Exercise details –
Gather up every line that includes the string "really".

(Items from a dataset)
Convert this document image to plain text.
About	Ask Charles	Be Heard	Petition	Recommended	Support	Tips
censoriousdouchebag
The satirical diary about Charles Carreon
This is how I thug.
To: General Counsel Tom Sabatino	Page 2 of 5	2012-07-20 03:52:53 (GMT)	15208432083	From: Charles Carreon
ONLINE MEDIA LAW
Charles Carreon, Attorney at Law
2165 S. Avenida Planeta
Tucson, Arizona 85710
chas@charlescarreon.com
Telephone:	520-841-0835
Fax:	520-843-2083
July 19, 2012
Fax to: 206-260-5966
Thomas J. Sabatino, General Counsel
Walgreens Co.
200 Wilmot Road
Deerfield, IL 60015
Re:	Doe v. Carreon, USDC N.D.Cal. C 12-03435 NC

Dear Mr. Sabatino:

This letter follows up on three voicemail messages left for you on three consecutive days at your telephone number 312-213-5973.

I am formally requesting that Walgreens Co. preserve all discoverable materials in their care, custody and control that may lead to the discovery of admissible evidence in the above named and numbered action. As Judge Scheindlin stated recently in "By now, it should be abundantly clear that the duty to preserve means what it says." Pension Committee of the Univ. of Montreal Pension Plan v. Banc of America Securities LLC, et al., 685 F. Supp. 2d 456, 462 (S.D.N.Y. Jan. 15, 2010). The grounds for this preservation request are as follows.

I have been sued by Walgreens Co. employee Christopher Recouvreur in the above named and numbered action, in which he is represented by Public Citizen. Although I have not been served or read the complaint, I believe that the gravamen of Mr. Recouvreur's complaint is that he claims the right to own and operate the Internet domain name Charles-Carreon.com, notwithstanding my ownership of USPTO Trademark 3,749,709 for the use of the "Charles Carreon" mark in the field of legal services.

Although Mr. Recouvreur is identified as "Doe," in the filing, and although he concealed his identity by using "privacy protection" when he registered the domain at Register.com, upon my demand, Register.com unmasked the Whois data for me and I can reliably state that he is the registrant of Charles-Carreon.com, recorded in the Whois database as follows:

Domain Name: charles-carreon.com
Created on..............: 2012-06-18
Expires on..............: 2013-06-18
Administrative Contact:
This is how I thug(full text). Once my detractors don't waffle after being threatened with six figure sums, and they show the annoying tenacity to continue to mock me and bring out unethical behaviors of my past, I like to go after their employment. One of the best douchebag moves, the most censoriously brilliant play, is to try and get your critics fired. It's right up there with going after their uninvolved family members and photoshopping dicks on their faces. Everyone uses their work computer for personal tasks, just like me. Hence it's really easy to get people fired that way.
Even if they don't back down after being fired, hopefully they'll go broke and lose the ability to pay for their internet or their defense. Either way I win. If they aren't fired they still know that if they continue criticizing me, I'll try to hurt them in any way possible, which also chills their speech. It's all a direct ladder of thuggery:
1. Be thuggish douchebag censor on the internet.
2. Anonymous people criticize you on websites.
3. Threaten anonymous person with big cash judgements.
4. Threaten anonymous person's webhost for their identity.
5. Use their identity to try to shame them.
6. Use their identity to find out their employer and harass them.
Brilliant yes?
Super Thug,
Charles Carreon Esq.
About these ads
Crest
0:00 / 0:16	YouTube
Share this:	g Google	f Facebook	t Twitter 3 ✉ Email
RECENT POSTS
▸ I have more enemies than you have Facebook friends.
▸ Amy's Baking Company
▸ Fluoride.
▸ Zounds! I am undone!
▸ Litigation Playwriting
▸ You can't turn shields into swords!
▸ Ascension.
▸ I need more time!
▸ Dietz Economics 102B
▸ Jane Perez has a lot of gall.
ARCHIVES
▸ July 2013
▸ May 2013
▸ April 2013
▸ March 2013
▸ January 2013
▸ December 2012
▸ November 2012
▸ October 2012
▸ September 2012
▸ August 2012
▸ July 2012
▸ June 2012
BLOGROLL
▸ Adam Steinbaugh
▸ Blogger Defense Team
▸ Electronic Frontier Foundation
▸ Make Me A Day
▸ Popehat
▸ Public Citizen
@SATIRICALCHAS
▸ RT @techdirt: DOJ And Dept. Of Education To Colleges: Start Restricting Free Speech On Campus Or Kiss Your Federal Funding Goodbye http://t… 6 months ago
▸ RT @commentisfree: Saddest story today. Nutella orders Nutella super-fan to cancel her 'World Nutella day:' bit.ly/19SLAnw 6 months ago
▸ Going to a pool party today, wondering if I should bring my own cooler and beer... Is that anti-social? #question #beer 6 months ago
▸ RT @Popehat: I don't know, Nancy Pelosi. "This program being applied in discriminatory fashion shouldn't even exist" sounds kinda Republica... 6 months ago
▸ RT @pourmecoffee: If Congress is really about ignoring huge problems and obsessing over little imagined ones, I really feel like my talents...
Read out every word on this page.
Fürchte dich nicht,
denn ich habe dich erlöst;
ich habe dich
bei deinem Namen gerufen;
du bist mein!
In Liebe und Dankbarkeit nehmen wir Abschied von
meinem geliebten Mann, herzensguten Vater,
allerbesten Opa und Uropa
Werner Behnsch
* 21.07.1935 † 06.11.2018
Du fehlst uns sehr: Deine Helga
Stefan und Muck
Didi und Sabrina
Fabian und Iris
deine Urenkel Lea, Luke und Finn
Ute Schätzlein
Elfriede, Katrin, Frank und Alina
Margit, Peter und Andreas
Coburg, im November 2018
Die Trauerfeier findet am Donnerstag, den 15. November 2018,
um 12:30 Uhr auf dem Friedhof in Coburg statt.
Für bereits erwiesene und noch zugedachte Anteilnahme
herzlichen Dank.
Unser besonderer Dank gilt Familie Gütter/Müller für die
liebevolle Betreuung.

Written solution –
This is how I thug(full text). Once my detractors don't waffle after being threatened with six figure sums, and they show the annoying tenacity to continue to mock me and bring out unethical behaviors of my past, I like to go after their employment. One of the best douchebag moves, the most censoriously brilliant play, is to try and get your critics fired. It's right up there with going after their uninvolved family members and photoshopping dicks on their faces. Everyone uses their work computer for personal tasks, just like me. Hence it's really easy to get people fired that way.
▸ RT @pourmecoffee: If Congress is really about ignoring huge problems and obsessing over little imagined ones, I really feel like my talents...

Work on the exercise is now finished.